*** DATA FOR THIS TASK ***
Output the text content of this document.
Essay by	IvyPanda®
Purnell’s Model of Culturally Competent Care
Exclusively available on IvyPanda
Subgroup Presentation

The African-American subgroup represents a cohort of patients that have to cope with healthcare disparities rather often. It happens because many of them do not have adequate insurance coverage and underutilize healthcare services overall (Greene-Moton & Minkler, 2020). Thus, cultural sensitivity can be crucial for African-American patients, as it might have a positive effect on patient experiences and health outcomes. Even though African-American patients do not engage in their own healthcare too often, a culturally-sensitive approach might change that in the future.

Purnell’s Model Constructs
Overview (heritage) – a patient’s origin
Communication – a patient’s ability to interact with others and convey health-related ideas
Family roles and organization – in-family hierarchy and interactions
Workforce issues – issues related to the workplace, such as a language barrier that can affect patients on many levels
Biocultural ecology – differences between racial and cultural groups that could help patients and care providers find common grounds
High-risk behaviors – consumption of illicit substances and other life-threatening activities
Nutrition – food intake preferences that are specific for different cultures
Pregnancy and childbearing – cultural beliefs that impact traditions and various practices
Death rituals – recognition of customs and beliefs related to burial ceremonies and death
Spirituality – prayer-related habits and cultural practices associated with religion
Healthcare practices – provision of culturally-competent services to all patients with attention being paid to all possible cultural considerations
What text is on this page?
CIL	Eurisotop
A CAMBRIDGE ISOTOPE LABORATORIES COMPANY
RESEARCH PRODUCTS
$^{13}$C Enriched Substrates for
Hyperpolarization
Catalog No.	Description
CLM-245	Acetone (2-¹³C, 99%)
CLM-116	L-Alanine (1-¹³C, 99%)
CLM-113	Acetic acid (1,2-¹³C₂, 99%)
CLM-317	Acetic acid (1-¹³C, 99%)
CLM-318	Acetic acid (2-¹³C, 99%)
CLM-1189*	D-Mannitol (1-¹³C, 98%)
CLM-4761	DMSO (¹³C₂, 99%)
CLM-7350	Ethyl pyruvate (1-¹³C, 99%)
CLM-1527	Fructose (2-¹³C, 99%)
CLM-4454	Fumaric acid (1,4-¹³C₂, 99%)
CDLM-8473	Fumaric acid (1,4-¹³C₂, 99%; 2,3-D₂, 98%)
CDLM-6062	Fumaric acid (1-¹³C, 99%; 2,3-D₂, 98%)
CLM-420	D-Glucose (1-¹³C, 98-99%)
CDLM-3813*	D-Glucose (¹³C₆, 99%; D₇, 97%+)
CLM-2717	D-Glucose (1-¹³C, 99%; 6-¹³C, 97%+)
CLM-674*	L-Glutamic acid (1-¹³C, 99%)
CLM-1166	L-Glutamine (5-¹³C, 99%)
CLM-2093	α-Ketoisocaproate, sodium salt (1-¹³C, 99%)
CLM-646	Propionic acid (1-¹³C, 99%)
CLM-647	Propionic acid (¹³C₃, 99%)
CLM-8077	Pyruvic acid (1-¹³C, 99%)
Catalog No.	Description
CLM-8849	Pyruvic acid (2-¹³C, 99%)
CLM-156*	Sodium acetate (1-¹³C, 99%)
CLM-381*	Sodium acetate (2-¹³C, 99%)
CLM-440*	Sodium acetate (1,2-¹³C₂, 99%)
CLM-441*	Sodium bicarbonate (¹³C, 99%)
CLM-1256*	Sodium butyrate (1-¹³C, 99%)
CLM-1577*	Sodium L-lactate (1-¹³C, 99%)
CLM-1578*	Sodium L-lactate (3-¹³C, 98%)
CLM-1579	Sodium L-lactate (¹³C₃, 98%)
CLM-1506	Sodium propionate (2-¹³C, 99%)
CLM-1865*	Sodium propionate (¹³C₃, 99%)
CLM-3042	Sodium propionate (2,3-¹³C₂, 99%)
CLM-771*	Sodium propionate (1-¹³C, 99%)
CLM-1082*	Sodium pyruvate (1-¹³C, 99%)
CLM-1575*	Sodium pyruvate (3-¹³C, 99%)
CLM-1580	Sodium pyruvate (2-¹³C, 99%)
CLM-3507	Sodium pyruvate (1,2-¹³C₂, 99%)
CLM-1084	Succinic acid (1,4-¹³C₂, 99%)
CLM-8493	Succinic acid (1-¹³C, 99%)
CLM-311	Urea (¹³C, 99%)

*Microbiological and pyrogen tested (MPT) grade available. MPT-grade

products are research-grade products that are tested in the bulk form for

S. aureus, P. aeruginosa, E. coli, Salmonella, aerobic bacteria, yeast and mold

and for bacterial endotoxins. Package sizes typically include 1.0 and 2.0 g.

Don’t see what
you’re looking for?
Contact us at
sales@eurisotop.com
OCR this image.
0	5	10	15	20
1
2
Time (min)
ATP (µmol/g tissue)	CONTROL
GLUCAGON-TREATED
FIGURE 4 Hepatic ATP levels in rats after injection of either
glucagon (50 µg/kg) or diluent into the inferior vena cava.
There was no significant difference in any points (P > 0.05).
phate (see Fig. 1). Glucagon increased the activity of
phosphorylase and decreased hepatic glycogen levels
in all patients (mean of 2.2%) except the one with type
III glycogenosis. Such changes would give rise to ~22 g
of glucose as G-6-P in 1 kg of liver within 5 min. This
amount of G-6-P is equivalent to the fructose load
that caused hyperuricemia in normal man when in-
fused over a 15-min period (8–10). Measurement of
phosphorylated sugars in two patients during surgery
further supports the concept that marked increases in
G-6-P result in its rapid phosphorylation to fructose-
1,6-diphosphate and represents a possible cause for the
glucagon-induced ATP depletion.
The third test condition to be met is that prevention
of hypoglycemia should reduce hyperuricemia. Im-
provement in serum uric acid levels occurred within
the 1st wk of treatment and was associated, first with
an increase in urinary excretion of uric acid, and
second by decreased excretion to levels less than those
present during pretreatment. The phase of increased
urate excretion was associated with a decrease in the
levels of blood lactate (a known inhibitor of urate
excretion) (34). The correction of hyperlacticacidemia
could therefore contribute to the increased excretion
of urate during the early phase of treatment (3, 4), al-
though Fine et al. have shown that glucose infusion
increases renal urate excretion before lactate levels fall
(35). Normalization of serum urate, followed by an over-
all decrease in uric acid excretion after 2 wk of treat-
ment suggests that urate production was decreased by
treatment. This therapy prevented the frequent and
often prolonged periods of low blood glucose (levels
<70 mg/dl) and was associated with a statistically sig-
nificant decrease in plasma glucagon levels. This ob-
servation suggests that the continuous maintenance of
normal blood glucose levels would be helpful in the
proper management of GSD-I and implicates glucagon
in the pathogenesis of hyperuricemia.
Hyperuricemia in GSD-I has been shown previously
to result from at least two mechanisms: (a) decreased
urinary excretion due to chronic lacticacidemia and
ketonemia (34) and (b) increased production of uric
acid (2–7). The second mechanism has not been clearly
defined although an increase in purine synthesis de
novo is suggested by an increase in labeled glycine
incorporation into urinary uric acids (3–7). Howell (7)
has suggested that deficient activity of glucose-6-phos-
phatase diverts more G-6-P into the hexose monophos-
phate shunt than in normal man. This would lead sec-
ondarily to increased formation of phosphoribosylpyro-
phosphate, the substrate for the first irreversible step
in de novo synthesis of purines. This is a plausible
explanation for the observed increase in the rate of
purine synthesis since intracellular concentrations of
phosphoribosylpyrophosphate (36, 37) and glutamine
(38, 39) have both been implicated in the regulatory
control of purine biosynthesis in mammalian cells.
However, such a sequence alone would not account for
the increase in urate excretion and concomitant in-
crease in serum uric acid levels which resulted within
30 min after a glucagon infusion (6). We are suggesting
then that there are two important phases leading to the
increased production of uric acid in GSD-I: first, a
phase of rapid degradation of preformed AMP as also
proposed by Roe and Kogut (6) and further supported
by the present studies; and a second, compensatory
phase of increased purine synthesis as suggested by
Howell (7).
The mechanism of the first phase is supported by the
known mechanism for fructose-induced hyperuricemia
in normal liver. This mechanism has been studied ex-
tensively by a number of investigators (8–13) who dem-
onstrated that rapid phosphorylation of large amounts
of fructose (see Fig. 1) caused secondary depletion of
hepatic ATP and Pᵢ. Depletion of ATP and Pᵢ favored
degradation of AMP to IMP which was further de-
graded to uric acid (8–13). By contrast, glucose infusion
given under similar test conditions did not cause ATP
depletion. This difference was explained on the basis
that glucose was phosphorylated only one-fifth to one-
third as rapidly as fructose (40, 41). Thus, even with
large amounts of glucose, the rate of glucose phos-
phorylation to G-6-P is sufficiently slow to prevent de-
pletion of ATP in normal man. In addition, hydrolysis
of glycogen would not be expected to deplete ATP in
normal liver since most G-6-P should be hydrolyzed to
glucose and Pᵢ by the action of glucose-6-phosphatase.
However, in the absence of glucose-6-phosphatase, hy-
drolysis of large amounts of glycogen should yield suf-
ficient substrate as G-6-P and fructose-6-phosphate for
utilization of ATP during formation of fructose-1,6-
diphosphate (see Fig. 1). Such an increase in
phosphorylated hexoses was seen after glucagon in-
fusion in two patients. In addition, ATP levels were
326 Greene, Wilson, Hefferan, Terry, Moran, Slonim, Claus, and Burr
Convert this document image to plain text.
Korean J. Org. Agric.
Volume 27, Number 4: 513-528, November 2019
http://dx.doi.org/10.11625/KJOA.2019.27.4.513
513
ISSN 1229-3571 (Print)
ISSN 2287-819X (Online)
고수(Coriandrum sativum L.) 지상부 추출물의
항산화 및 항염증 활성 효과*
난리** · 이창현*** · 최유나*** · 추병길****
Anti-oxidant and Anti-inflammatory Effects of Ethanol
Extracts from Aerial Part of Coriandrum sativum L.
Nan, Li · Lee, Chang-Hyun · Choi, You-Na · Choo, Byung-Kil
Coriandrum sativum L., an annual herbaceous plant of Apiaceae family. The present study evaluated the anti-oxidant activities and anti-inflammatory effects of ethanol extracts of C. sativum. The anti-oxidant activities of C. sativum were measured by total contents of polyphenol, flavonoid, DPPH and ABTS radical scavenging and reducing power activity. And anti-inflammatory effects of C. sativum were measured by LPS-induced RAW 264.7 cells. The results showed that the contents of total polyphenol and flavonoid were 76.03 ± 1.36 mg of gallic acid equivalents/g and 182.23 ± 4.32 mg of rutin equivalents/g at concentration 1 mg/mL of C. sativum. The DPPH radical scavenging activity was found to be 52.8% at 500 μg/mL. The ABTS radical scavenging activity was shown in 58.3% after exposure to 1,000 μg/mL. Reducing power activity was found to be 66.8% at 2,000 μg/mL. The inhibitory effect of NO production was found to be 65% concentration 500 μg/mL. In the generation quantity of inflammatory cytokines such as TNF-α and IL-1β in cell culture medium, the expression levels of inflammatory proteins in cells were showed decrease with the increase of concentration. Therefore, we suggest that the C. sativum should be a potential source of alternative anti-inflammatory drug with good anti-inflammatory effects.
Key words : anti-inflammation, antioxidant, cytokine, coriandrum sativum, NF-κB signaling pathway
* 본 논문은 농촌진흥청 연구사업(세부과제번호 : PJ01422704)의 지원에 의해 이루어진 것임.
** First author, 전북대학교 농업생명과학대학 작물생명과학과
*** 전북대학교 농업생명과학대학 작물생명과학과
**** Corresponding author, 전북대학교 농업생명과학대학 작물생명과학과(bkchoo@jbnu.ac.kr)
*** End of DATA FOR THIS TASK ***
Report each line above that includes the string "acetate".

CLM-156*	Sodium acetate (1-¹³C, 99%)
CLM-381*	Sodium acetate (2-¹³C, 99%)
CLM-440*	Sodium acetate (1,2-¹³C₂, 99%)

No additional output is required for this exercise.